Task material:

+===+

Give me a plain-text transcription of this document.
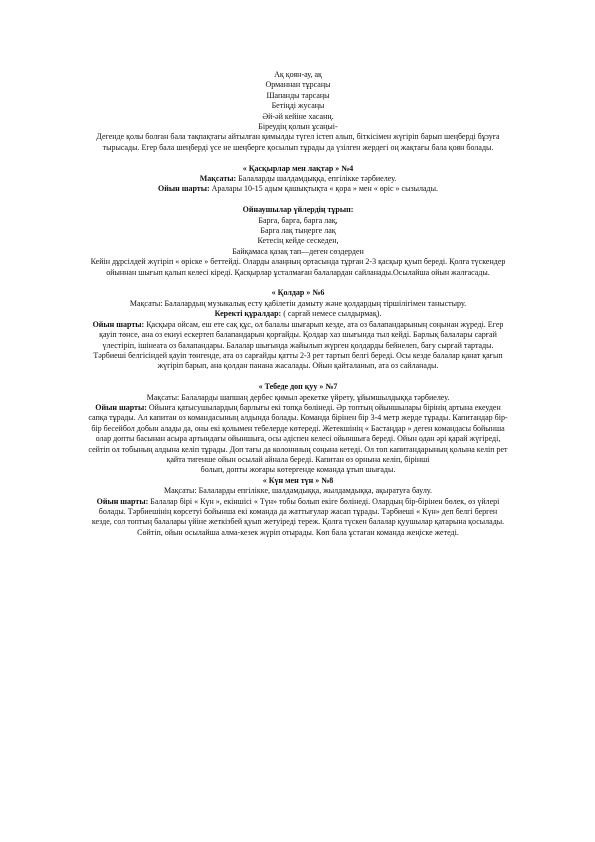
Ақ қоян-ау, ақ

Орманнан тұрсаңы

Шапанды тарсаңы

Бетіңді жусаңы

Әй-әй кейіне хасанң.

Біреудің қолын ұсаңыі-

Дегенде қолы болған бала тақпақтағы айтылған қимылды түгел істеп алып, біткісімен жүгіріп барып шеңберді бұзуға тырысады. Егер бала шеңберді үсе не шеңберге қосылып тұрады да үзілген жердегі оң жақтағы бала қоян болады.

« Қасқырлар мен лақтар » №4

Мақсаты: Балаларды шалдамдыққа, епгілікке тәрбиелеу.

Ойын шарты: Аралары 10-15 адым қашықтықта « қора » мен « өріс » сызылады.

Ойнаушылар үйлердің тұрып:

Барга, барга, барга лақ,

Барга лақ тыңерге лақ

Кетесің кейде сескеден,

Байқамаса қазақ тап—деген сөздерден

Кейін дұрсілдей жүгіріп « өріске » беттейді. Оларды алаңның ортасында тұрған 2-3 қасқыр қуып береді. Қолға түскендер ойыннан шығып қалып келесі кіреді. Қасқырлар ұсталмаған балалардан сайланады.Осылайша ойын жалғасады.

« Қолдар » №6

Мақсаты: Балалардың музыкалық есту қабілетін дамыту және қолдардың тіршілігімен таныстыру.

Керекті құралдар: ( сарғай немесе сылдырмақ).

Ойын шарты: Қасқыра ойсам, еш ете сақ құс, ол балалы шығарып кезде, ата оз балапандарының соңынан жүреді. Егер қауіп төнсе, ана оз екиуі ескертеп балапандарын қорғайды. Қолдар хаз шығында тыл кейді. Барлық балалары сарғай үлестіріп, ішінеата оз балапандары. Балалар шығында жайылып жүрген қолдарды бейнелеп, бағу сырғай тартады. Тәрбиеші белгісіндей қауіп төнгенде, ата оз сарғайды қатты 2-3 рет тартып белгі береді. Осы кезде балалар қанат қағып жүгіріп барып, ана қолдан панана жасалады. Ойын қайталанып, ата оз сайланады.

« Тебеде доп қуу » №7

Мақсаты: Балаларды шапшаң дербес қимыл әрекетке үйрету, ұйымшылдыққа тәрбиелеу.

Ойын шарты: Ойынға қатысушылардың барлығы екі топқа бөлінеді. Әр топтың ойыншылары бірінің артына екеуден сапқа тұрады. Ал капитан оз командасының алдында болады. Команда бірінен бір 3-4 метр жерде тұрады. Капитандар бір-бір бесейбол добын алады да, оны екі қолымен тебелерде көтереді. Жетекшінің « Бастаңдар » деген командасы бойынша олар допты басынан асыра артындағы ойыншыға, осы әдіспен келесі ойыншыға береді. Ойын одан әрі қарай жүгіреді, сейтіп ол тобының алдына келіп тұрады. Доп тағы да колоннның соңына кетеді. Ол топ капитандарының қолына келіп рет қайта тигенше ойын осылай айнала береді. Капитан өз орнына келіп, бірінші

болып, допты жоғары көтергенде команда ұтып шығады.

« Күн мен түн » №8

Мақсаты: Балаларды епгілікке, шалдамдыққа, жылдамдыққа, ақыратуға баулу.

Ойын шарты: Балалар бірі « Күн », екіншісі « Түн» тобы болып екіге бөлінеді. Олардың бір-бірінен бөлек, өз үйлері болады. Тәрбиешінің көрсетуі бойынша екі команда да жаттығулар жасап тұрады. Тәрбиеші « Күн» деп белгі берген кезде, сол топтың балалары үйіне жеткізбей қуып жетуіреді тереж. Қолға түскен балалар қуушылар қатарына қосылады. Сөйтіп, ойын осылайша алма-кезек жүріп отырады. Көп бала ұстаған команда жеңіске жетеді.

+===+

Exercise directions:
All lines that include "Барга" are to be gathered and copied.

Expected output:
Барга, барга, барга лақ,
Барга лақ тыңерге лақ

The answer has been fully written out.